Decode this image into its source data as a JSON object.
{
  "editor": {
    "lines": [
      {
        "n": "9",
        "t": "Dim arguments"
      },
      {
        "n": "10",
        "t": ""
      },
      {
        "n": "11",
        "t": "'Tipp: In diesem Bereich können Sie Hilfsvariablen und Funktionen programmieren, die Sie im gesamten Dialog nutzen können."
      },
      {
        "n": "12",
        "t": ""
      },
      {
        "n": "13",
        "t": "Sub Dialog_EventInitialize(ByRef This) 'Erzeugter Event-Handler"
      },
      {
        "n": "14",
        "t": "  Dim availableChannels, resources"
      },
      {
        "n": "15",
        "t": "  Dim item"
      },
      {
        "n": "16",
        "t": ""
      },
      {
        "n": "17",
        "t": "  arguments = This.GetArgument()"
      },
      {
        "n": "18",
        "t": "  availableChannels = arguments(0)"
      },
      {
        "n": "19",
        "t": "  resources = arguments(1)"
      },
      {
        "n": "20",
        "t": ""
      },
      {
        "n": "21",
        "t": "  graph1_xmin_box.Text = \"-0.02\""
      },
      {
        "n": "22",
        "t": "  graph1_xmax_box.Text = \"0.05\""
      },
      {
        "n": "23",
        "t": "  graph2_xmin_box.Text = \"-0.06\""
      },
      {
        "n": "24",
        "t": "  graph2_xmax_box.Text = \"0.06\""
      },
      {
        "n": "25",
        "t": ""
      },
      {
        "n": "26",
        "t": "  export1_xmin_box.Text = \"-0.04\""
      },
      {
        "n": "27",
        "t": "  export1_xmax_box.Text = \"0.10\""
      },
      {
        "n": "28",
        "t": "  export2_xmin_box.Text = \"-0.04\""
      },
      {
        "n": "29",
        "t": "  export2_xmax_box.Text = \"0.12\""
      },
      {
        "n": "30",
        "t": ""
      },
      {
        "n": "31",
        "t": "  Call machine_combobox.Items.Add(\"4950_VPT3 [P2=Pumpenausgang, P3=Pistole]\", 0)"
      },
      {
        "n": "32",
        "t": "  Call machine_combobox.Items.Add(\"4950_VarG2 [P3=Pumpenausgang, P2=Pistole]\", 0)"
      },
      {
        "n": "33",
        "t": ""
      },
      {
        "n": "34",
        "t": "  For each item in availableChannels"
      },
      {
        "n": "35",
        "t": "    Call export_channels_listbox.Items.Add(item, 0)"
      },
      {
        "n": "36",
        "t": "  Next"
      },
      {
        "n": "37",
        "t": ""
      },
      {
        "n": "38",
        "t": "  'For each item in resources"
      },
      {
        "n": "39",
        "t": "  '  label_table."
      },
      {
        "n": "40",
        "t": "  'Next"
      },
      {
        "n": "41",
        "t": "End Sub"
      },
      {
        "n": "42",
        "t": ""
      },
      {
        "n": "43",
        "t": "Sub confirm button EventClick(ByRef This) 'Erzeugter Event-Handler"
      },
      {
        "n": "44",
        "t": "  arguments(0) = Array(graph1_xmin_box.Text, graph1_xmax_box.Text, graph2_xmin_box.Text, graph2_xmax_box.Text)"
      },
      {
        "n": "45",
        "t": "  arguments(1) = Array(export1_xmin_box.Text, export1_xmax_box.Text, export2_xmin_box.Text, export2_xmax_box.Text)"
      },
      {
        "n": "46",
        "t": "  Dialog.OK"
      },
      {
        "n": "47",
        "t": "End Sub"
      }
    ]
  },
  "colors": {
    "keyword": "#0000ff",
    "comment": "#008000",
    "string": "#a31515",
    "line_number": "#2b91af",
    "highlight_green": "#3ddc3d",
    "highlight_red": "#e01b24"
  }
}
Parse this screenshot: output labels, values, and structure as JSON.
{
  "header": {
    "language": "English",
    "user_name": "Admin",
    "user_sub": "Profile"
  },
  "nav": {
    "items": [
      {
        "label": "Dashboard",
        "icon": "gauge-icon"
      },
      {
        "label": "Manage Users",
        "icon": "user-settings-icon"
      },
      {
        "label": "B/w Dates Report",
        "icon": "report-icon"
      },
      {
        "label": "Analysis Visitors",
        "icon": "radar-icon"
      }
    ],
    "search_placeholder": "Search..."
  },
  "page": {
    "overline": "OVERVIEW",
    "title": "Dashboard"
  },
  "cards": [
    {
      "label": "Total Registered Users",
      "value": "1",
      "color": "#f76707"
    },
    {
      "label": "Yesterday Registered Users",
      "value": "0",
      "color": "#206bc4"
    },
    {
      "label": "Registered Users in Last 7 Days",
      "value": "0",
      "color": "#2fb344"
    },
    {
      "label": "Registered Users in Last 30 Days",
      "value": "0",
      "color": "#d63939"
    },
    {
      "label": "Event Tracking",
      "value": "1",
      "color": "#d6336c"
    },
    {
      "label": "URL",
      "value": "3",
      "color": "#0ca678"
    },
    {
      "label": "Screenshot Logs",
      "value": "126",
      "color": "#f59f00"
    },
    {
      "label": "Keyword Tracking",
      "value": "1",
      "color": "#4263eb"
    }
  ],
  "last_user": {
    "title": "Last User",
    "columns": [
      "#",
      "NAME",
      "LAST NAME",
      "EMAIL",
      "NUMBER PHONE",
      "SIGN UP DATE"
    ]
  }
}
• • •
**To do:**
Using the listing above, please repeat every entry exactly.

**In response:**
Decode this image into its source data as a JSON object.
{
  "editor": {
    "lines": [
      {
        "n": "9",
        "t": "Dim arguments"
      },
      {
        "n": "10",
        "t": ""
      },
      {
        "n": "11",
        "t": "'Tipp: In diesem Bereich können Sie Hilfsvariablen und Funktionen programmieren, die Sie im gesamten Dialog nutzen können."
      },
      {
        "n": "12",
        "t": ""
      },
      {
        "n": "13",
        "t": "Sub Dialog_EventInitialize(ByRef This) 'Erzeugter Event-Handler"
      },
      {
        "n": "14",
        "t": "  Dim availableChannels, resources"
      },
      {
        "n": "15",
        "t": "  Dim item"
      },
      {
        "n": "16",
        "t": ""
      },
      {
        "n": "17",
        "t": "  arguments = This.GetArgument()"
      },
      {
        "n": "18",
        "t": "  availableChannels = arguments(0)"
      },
      {
        "n": "19",
        "t": "  resources = arguments(1)"
      },
      {
        "n": "20",
        "t": ""
      },
      {
        "n": "21",
        "t": "  graph1_xmin_box.Text = \"-0.02\""
      },
      {
        "n": "22",
        "t": "  graph1_xmax_box.Text = \"0.05\""
      },
      {
        "n": "23",
        "t": "  graph2_xmin_box.Text = \"-0.06\""
      },
      {
        "n": "24",
        "t": "  graph2_xmax_box.Text = \"0.06\""
      },
      {
        "n": "25",
        "t": ""
      },
      {
        "n": "26",
        "t": "  export1_xmin_box.Text = \"-0.04\""
      },
      {
        "n": "27",
        "t": "  export1_xmax_box.Text = \"0.10\""
      },
      {
        "n": "28",
        "t": "  export2_xmin_box.Text = \"-0.04\""
      },
      {
        "n": "29",
        "t": "  export2_xmax_box.Text = \"0.12\""
      },
      {
        "n": "30",
        "t": ""
      },
      {
        "n": "31",
        "t": "  Call machine_combobox.Items.Add(\"4950_VPT3 [P2=Pumpenausgang, P3=Pistole]\", 0)"
      },
      {
        "n": "32",
        "t": "  Call machine_combobox.Items.Add(\"4950_VarG2 [P3=Pumpenausgang, P2=Pistole]\", 0)"
      },
      {
        "n": "33",
        "t": ""
      },
      {
        "n": "34",
        "t": "  For each item in availableChannels"
      },
      {
        "n": "35",
        "t": "    Call export_channels_listbox.Items.Add(item, 0)"
      },
      {
        "n": "36",
        "t": "  Next"
      },
      {
        "n": "37",
        "t": ""
      },
      {
        "n": "38",
        "t": "  'For each item in resources"
      },
      {
        "n": "39",
        "t": "  '  label_table."
      },
      {
        "n": "40",
        "t": "  'Next"
      },
      {
        "n": "41",
        "t": "End Sub"
      },
      {
        "n": "42",
        "t": ""
      },
      {
        "n": "43",
        "t": "Sub confirm button EventClick(ByRef This) 'Erzeugter Event-Handler"
      },
      {
        "n": "44",
        "t": "  arguments(0) = Array(graph1_xmin_box.Text, graph1_xmax_box.Text, graph2_xmin_box.Text, graph2_xmax_box.Text)"
      },
      {
        "n": "45",
        "t": "  arguments(1) = Array(export1_xmin_box.Text, export1_xmax_box.Text, export2_xmin_box.Text, export2_xmax_box.Text)"
      },
      {
        "n": "46",
        "t": "  Dialog.OK"
      },
      {
        "n": "47",
        "t": "End Sub"
      }
    ]
  },
  "colors": {
    "keyword": "#0000ff",
    "comment": "#008000",
    "string": "#a31515",
    "line_number": "#2b91af",
    "highlight_green": "#3ddc3d",
    "highlight_red": "#e01b24"
  }
}
Parse this screenshot: output labels, values, and structure as JSON.
{
  "header": {
    "language": "English",
    "user_name": "Admin",
    "user_sub": "Profile"
  },
  "nav": {
    "items": [
      {
        "label": "Dashboard",
        "icon": "gauge-icon"
      },
      {
        "label": "Manage Users",
        "icon": "user-settings-icon"
      },
      {
        "label": "B/w Dates Report",
        "icon": "report-icon"
      },
      {
        "label": "Analysis Visitors",
        "icon": "radar-icon"
      }
    ],
    "search_placeholder": "Search..."
  },
  "page": {
    "overline": "OVERVIEW",
    "title": "Dashboard"
  },
  "cards": [
    {
      "label": "Total Registered Users",
      "value": "1",
      "color": "#f76707"
    },
    {
      "label": "Yesterday Registered Users",
      "value": "0",
      "color": "#206bc4"
    },
    {
      "label": "Registered Users in Last 7 Days",
      "value": "0",
      "color": "#2fb344"
    },
    {
      "label": "Registered Users in Last 30 Days",
      "value": "0",
      "color": "#d63939"
    },
    {
      "label": "Event Tracking",
      "value": "1",
      "color": "#d6336c"
    },
    {
      "label": "URL",
      "value": "3",
      "color": "#0ca678"
    },
    {
      "label": "Screenshot Logs",
      "value": "126",
      "color": "#f59f00"
    },
    {
      "label": "Keyword Tracking",
      "value": "1",
      "color": "#4263eb"
    }
  ],
  "last_user": {
    "title": "Last User",
    "columns": [
      "#",
      "NAME",
      "LAST NAME",
      "EMAIL",
      "NUMBER PHONE",
      "SIGN UP DATE"
    ]
  }
}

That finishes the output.